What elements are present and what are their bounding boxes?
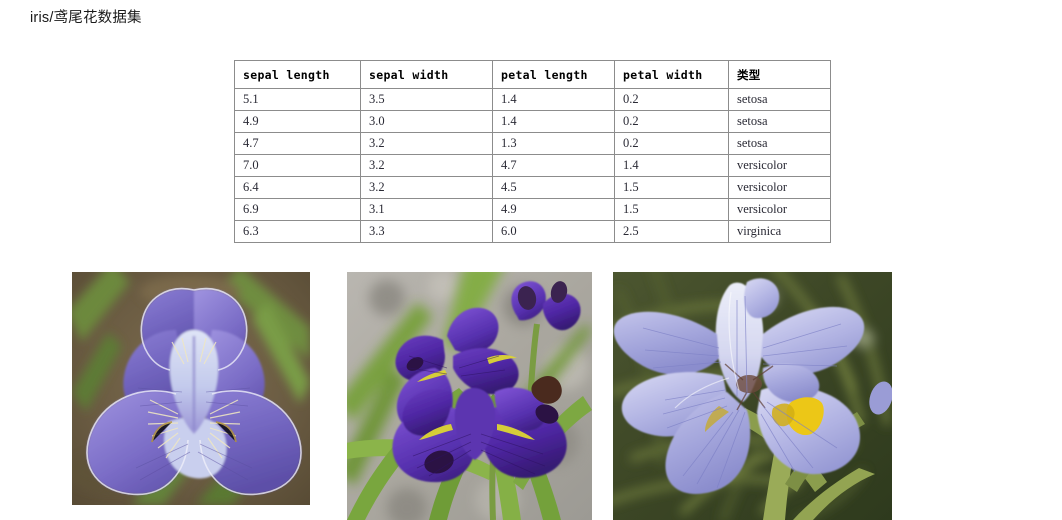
cell-type: setosa <box>729 133 831 155</box>
table-row: 6.4 3.2 4.5 1.5 versicolor <box>235 177 831 199</box>
cell-petal-width: 0.2 <box>615 111 729 133</box>
column-header-sepal-length: sepal length <box>235 61 361 89</box>
table-header-row: sepal length sepal width petal length pe… <box>235 61 831 89</box>
page-title: iris/鸢尾花数据集 <box>30 6 142 27</box>
cell-type: versicolor <box>729 155 831 177</box>
table-row: 4.9 3.0 1.4 0.2 setosa <box>235 111 831 133</box>
cell-type: virginica <box>729 221 831 243</box>
table-row: 6.3 3.3 6.0 2.5 virginica <box>235 221 831 243</box>
iris-table-container: sepal length sepal width petal length pe… <box>234 60 830 243</box>
cell-sepal-width: 3.2 <box>361 155 493 177</box>
cell-sepal-width: 3.1 <box>361 199 493 221</box>
cell-petal-length: 6.0 <box>493 221 615 243</box>
column-header-petal-length: petal length <box>493 61 615 89</box>
cell-petal-length: 4.9 <box>493 199 615 221</box>
cell-petal-length: 1.4 <box>493 89 615 111</box>
iris-photo-setosa <box>72 272 310 505</box>
column-header-type: 类型 <box>729 61 831 89</box>
cell-sepal-length: 6.4 <box>235 177 361 199</box>
cell-sepal-length: 6.3 <box>235 221 361 243</box>
cell-petal-width: 0.2 <box>615 133 729 155</box>
cell-petal-length: 1.3 <box>493 133 615 155</box>
cell-petal-length: 4.5 <box>493 177 615 199</box>
cell-sepal-width: 3.5 <box>361 89 493 111</box>
table-row: 6.9 3.1 4.9 1.5 versicolor <box>235 199 831 221</box>
cell-sepal-length: 4.9 <box>235 111 361 133</box>
cell-sepal-length: 6.9 <box>235 199 361 221</box>
cell-type: setosa <box>729 111 831 133</box>
cell-petal-width: 1.5 <box>615 199 729 221</box>
cell-petal-width: 2.5 <box>615 221 729 243</box>
cell-sepal-length: 5.1 <box>235 89 361 111</box>
table-row: 4.7 3.2 1.3 0.2 setosa <box>235 133 831 155</box>
iris-photo-virginica <box>613 272 892 520</box>
cell-type: setosa <box>729 89 831 111</box>
column-header-sepal-width: sepal width <box>361 61 493 89</box>
cell-sepal-length: 4.7 <box>235 133 361 155</box>
cell-petal-length: 1.4 <box>493 111 615 133</box>
table-row: 5.1 3.5 1.4 0.2 setosa <box>235 89 831 111</box>
cell-petal-width: 1.5 <box>615 177 729 199</box>
cell-petal-length: 4.7 <box>493 155 615 177</box>
iris-dataset-table: sepal length sepal width petal length pe… <box>234 60 831 243</box>
cell-petal-width: 1.4 <box>615 155 729 177</box>
cell-sepal-width: 3.2 <box>361 177 493 199</box>
table-row: 7.0 3.2 4.7 1.4 versicolor <box>235 155 831 177</box>
cell-type: versicolor <box>729 177 831 199</box>
cell-sepal-width: 3.2 <box>361 133 493 155</box>
column-header-petal-width: petal width <box>615 61 729 89</box>
cell-sepal-length: 7.0 <box>235 155 361 177</box>
iris-photo-versicolor <box>347 272 592 520</box>
cell-sepal-width: 3.0 <box>361 111 493 133</box>
cell-sepal-width: 3.3 <box>361 221 493 243</box>
cell-type: versicolor <box>729 199 831 221</box>
cell-petal-width: 0.2 <box>615 89 729 111</box>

━━━━━━━━━━

* **What you need to do**: Reproduce verbatim the lines of the listing above, starting with the line that contains "cell-type: setosa <box>729 133 831 155</box>" and continuing through the line that contains "iris-table-container: sepal length". Include both of those lines and nothing outside them.

* **Exercise response**:
cell-type: setosa <box>729 133 831 155</box>
table-row: 6.4 3.2 4.5 1.5 versicolor <box>235 177 831 199</box>
cell-petal-width: 0.2 <box>615 111 729 133</box>
column-header-sepal-length: sepal length <box>235 61 361 89</box>
table-header-row: sepal length sepal width petal length pe… <box>235 61 831 89</box>
page-title: iris/鸢尾花数据集 <box>30 6 142 27</box>
cell-type: versicolor <box>729 155 831 177</box>
table-row: 4.9 3.0 1.4 0.2 setosa <box>235 111 831 133</box>
cell-type: virginica <box>729 221 831 243</box>
table-row: 6.3 3.3 6.0 2.5 virginica <box>235 221 831 243</box>
iris-table-container: sepal length sepal width petal length pe… <box>234 60 830 243</box>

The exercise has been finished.